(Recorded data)

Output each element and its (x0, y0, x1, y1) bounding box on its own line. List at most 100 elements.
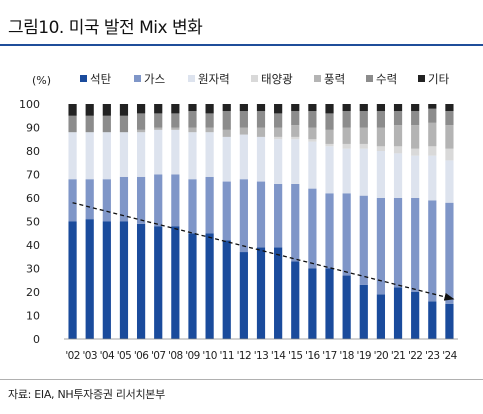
legend-label: 가스 (144, 72, 165, 86)
x-tick-label: '06 (134, 350, 149, 362)
y-tick-label: 30 (26, 263, 40, 276)
bar-segment (411, 125, 420, 149)
bar-segment (154, 127, 163, 130)
bar-segment (445, 202, 454, 304)
x-tick-label: '15 (288, 350, 302, 362)
bar-segment (308, 139, 317, 142)
bar-segment (68, 115, 77, 133)
x-tick-label: '03 (82, 350, 96, 362)
bar-segment (171, 104, 180, 114)
bar-segment (136, 132, 146, 177)
bar-segment (188, 233, 197, 339)
bar-segment (102, 104, 111, 116)
bar-segment (171, 174, 180, 227)
bar-segment (239, 104, 248, 112)
bar-segment (171, 129, 180, 175)
bar-segment (291, 183, 300, 262)
legend-label: 원자력 (198, 72, 230, 86)
bar-segment (205, 233, 214, 339)
bar-segment (68, 179, 77, 222)
bar-segment (308, 111, 317, 128)
bar-segment (205, 113, 214, 128)
bar-segment (136, 113, 146, 130)
x-tick-label: '10 (202, 350, 216, 362)
bar-segment (85, 179, 94, 220)
bar-segment (239, 179, 248, 253)
bar-segment (85, 219, 94, 339)
bar-segment (188, 179, 197, 234)
bar-segment (68, 132, 77, 180)
x-tick-label: '19 (357, 350, 371, 362)
bar-segment (445, 148, 454, 161)
x-tick-label: '09 (185, 350, 199, 362)
bar-segment (393, 146, 403, 154)
bar-segment (445, 111, 454, 126)
bar-segment (445, 303, 454, 339)
bar-segment (222, 181, 231, 241)
legend-swatch (80, 75, 87, 82)
bar-segment (256, 111, 266, 128)
bar-segment (291, 261, 300, 339)
bar-segment (325, 193, 334, 269)
bar-segment (359, 143, 368, 149)
bar-segment (256, 181, 266, 248)
legend-swatch (366, 75, 373, 82)
y-axis: 0 10 20 30 40 50 60 70 80 90 100 (19, 98, 40, 346)
bar-segment (411, 148, 420, 156)
bar-segment (376, 127, 386, 147)
bar-segment (222, 136, 231, 182)
trend-arrow (72, 202, 455, 301)
x-tick-label: '04 (100, 350, 115, 362)
x-tick-label: '17 (322, 350, 336, 362)
legend-label: 풍력 (324, 72, 345, 86)
bar-segment (188, 127, 197, 133)
bar-segment (154, 104, 163, 114)
bar-segment (428, 155, 437, 201)
y-tick-label: 50 (26, 216, 40, 229)
bar-segment (342, 275, 351, 339)
bar-segment (154, 113, 163, 128)
bar-segment (445, 104, 454, 112)
bar-segment (428, 108, 437, 123)
x-tick-label: '24 (442, 350, 457, 362)
bar-segment (239, 111, 248, 128)
bar-segment (291, 125, 300, 137)
bar-segment (376, 146, 386, 151)
bar-segment (291, 111, 300, 126)
bar-segment (154, 129, 163, 175)
bar-segment (291, 139, 300, 184)
bar-segment (393, 111, 403, 126)
bar-segment (85, 115, 94, 133)
bar-segment (325, 268, 334, 339)
bar-segment (428, 122, 437, 147)
y-tick-label: 60 (26, 192, 40, 205)
bar-segment (411, 198, 420, 292)
bar-segment (274, 139, 283, 184)
y-tick-label: 70 (26, 169, 40, 182)
bar-segment (428, 104, 437, 109)
y-tick-label: 90 (26, 122, 40, 135)
bar-segment (291, 104, 300, 112)
title-bar: 그림10. 미국 발전 Mix 변화 (0, 0, 483, 46)
bar-segment (342, 143, 351, 149)
x-tick-label: '12 (237, 350, 251, 362)
bar-segment (376, 151, 386, 198)
legend-swatch (418, 75, 425, 82)
legend-swatch (134, 75, 141, 82)
bar-segment (119, 176, 129, 222)
bar-segment (291, 136, 300, 140)
bar-segment (85, 132, 94, 180)
bar-segment (445, 125, 454, 149)
y-tick-label: 100 (19, 98, 40, 111)
title-rule (0, 44, 483, 46)
bar-segment (256, 127, 266, 137)
bar-segment (274, 247, 283, 339)
bar-segment (376, 294, 386, 339)
bar-segment (136, 104, 146, 114)
bar-segment (393, 104, 403, 112)
bar-segment (325, 143, 334, 147)
bar-segment (325, 146, 334, 194)
bar-segment (411, 104, 420, 112)
legend-label: 수력 (376, 72, 397, 86)
x-tick-label: '23 (425, 350, 439, 362)
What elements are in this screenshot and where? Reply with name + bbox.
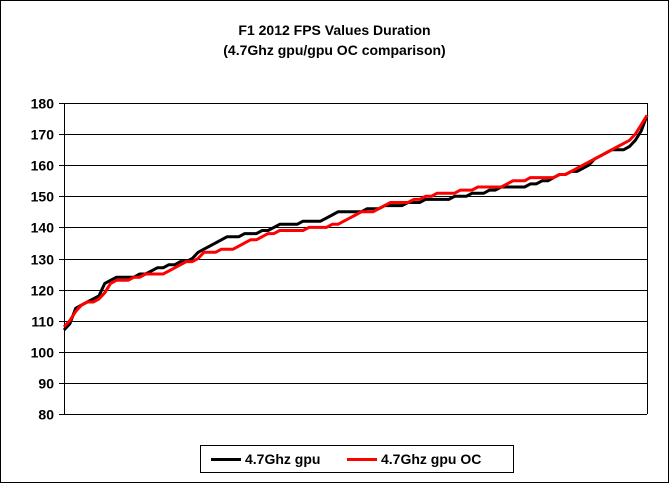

WHAT IS NEEDED. Set down every line of the data above word for word, omitting the pictures.

SOLUTION BELOW.
Output each element and its (x0, y0, x1, y1) bounding box on its own line. List at most 100 elements.
legend-label: 가스 (144, 72, 165, 86)
x-tick-label: '06 (134, 350, 149, 362)
y-tick-label: 30 (26, 263, 40, 276)
bar-segment (411, 125, 420, 149)
bar-segment (154, 127, 163, 130)
bar-segment (445, 202, 454, 304)
x-tick-label: '15 (288, 350, 302, 362)
bar-segment (308, 139, 317, 142)
bar-segment (68, 115, 77, 133)
x-tick-label: '03 (82, 350, 96, 362)
bar-segment (171, 104, 180, 114)
bar-segment (136, 132, 146, 177)
bar-segment (188, 233, 197, 339)
bar-segment (102, 104, 111, 116)
bar-segment (171, 174, 180, 227)
bar-segment (239, 104, 248, 112)
bar-segment (171, 129, 180, 175)
bar-segment (291, 183, 300, 262)
legend-label: 원자력 (198, 72, 230, 86)
bar-segment (205, 233, 214, 339)
bar-segment (68, 179, 77, 222)
bar-segment (308, 111, 317, 128)
bar-segment (205, 113, 214, 128)
bar-segment (136, 113, 146, 130)
x-tick-label: '10 (202, 350, 216, 362)
bar-segment (85, 179, 94, 220)
bar-segment (239, 179, 248, 253)
bar-segment (85, 219, 94, 339)
bar-segment (188, 179, 197, 234)
bar-segment (68, 132, 77, 180)
x-tick-label: '19 (357, 350, 371, 362)
bar-segment (445, 148, 454, 161)
x-tick-label: '09 (185, 350, 199, 362)
bar-segment (393, 146, 403, 154)
bar-segment (445, 111, 454, 126)
bar-segment (445, 303, 454, 339)
bar-segment (222, 181, 231, 241)
legend-swatch (80, 75, 87, 82)
bar-segment (256, 111, 266, 128)
bar-segment (291, 261, 300, 339)
bar-segment (325, 193, 334, 269)
bar-segment (359, 143, 368, 149)
bar-segment (256, 181, 266, 248)
legend-swatch (366, 75, 373, 82)
y-axis: 0 10 20 30 40 50 60 70 80 90 100 (19, 98, 40, 346)
bar-segment (411, 148, 420, 156)
bar-segment (376, 127, 386, 147)
bar-segment (222, 136, 231, 182)
trend-arrow (72, 202, 455, 301)
x-tick-label: '04 (100, 350, 115, 362)
x-tick-label: '17 (322, 350, 336, 362)
legend-label: 풍력 (324, 72, 345, 86)
bar-segment (188, 127, 197, 133)
bar-segment (154, 104, 163, 114)
bar-segment (428, 155, 437, 201)
y-tick-label: 50 (26, 216, 40, 229)
bar-segment (342, 275, 351, 339)
bar-segment (154, 113, 163, 128)
bar-segment (445, 104, 454, 112)
bar-segment (428, 108, 437, 123)
x-tick-label: '24 (442, 350, 457, 362)
bar-segment (239, 111, 248, 128)
bar-segment (291, 125, 300, 137)
bar-segment (376, 146, 386, 151)
bar-segment (291, 111, 300, 126)
bar-segment (154, 129, 163, 175)
bar-segment (291, 139, 300, 184)
bar-segment (393, 111, 403, 126)
bar-segment (85, 115, 94, 133)
bar-segment (325, 268, 334, 339)
bar-segment (428, 122, 437, 147)
y-tick-label: 60 (26, 192, 40, 205)
bar-segment (411, 198, 420, 292)
bar-segment (274, 139, 283, 184)
y-tick-label: 70 (26, 169, 40, 182)
bar-segment (428, 104, 437, 109)
y-tick-label: 90 (26, 122, 40, 135)
bar-segment (291, 104, 300, 112)
title-bar: 그림10. 미국 발전 Mix 변화 (0, 0, 483, 46)
bar-segment (342, 143, 351, 149)
x-tick-label: '12 (237, 350, 251, 362)
bar-segment (376, 151, 386, 198)
legend-swatch (418, 75, 425, 82)
legend-swatch (134, 75, 141, 82)
bar-segment (119, 176, 129, 222)
bar-segment (291, 136, 300, 140)
bar-segment (85, 132, 94, 180)
bar-segment (445, 125, 454, 149)
y-tick-label: 100 (19, 98, 40, 111)
title-rule (0, 44, 483, 46)
bar-segment (256, 127, 266, 137)
bar-segment (274, 247, 283, 339)
bar-segment (376, 294, 386, 339)
bar-segment (136, 104, 146, 114)
bar-segment (393, 104, 403, 112)
bar-segment (325, 143, 334, 147)
bar-segment (325, 146, 334, 194)
bar-segment (411, 104, 420, 112)
legend-label: 수력 (376, 72, 397, 86)
x-tick-label: '23 (425, 350, 439, 362)
What elements are in this screenshot and where? Reply with name + bbox.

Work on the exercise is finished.